*Given exercise*
Look below. Copy each line that has "xlabel" in it.

*Entries supplied*

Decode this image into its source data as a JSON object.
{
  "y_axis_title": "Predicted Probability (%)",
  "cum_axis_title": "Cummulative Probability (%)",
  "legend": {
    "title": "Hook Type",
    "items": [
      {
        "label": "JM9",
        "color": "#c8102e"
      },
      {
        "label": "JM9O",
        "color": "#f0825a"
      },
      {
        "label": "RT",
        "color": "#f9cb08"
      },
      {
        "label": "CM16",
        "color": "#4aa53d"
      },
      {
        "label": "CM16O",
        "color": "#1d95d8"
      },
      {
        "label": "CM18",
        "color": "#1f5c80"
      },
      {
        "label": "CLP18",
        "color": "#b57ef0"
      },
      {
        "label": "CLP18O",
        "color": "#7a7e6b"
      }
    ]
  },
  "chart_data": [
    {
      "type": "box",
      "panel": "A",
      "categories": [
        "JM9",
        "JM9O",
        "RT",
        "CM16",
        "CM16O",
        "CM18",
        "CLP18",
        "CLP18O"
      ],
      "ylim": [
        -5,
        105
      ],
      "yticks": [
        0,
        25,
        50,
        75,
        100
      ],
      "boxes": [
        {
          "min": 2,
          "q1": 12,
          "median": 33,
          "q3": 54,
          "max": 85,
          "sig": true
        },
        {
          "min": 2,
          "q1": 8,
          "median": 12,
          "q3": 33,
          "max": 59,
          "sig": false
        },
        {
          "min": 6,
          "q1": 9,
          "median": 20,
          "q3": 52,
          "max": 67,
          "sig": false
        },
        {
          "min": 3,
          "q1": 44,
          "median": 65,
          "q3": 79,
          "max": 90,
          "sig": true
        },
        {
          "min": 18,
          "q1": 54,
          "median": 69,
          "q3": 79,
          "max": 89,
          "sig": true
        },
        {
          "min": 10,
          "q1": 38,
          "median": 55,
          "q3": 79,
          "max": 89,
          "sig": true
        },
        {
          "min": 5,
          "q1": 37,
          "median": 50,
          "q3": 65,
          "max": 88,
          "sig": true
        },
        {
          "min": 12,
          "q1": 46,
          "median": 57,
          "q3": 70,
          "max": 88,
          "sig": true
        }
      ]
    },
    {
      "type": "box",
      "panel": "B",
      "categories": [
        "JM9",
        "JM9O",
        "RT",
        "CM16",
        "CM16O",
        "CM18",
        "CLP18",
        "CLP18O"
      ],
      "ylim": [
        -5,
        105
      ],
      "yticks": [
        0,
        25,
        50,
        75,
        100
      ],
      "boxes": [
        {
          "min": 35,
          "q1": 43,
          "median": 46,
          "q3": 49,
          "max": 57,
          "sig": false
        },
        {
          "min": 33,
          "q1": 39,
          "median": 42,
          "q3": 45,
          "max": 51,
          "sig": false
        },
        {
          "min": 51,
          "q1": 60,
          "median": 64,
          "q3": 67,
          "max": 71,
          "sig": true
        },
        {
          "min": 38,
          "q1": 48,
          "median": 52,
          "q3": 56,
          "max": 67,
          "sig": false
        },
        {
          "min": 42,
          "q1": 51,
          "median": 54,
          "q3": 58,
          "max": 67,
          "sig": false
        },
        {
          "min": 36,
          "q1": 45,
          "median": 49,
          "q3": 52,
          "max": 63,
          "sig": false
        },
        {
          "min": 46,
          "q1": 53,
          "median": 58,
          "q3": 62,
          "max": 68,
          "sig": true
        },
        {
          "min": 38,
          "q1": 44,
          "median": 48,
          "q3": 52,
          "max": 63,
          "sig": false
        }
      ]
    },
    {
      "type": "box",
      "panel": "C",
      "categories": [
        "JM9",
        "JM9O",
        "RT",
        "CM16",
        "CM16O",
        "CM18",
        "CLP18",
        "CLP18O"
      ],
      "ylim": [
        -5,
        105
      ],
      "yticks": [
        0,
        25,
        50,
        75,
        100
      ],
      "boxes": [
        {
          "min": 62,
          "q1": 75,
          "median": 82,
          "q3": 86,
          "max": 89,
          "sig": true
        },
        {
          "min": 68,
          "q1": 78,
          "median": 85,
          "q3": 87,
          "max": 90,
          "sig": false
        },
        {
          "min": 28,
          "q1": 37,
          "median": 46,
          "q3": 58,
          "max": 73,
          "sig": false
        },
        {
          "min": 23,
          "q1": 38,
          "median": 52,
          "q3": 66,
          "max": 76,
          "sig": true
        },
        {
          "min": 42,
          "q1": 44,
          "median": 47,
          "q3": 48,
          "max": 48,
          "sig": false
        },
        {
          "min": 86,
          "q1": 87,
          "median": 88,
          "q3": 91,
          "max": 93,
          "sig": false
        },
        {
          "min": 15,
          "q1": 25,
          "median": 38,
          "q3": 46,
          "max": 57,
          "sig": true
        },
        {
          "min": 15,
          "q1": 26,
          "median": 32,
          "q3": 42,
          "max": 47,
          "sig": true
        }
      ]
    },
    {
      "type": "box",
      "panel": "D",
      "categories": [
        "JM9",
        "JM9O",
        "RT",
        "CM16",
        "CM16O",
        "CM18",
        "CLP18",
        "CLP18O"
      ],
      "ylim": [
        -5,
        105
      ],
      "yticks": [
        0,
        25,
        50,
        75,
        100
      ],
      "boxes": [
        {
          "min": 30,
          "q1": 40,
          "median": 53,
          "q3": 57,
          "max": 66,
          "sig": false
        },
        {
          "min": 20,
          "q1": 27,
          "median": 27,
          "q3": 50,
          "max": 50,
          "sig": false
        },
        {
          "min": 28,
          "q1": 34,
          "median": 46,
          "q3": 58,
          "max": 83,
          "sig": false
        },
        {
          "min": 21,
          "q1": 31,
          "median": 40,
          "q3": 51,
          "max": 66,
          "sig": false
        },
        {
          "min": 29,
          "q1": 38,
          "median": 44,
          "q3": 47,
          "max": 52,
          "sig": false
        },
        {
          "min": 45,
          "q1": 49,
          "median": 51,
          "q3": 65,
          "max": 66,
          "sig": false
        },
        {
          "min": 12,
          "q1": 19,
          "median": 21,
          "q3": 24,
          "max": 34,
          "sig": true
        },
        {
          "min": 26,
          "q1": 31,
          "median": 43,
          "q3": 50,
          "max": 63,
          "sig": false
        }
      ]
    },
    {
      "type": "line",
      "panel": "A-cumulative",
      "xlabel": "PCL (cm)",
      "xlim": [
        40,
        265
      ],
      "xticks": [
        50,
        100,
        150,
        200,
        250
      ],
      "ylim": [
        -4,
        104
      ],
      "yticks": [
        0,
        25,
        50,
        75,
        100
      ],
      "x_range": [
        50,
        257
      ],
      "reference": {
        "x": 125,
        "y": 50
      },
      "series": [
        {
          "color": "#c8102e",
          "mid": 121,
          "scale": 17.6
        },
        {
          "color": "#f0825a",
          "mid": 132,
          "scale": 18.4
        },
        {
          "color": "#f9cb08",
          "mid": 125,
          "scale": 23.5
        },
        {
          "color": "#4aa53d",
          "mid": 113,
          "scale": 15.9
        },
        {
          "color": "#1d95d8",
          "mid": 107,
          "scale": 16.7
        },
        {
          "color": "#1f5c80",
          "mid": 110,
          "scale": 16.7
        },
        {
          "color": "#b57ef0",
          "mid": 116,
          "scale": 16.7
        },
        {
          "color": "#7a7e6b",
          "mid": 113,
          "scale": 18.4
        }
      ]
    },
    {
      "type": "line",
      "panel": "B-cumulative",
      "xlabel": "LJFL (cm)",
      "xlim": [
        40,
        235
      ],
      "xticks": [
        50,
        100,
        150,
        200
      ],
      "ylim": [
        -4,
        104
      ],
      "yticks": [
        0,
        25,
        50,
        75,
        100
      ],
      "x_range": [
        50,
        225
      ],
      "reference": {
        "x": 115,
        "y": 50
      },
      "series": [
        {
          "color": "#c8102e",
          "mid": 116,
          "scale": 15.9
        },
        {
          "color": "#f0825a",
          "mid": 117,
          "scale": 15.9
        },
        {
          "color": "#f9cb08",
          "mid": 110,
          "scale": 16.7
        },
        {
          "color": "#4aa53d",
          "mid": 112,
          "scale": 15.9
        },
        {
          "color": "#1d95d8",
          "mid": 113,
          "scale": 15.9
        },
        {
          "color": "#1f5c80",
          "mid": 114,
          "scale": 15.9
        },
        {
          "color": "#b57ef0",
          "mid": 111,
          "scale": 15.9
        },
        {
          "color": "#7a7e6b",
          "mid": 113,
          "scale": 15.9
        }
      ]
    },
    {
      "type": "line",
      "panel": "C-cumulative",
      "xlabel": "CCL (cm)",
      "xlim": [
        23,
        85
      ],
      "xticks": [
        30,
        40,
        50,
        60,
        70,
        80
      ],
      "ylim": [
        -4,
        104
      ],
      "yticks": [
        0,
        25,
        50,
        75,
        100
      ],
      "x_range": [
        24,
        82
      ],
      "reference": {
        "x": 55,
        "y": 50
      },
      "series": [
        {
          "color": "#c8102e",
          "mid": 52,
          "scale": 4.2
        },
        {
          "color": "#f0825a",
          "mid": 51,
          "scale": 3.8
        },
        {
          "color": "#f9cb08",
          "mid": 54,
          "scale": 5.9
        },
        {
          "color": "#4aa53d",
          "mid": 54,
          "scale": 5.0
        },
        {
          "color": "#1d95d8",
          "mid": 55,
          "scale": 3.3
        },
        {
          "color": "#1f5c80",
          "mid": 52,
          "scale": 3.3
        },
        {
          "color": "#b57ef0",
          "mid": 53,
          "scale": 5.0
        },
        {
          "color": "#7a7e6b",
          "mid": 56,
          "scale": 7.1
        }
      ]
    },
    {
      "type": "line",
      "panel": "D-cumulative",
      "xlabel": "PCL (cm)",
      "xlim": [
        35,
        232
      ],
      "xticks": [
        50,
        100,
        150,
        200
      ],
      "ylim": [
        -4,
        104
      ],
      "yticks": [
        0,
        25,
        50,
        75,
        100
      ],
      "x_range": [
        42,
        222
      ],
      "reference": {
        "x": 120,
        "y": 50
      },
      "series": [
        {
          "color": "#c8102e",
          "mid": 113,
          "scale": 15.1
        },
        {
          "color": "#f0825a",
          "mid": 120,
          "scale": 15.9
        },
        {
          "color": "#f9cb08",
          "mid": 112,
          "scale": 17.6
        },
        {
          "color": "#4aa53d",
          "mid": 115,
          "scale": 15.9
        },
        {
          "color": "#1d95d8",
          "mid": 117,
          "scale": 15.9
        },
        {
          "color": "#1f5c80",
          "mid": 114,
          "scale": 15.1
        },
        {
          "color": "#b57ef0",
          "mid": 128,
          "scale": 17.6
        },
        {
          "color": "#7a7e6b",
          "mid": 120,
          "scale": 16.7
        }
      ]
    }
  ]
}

*Answer to the problem*
      "xlabel": "PCL (cm)",
      "xlabel": "LJFL (cm)",
      "xlabel": "CCL (cm)",
      "xlabel": "PCL (cm)",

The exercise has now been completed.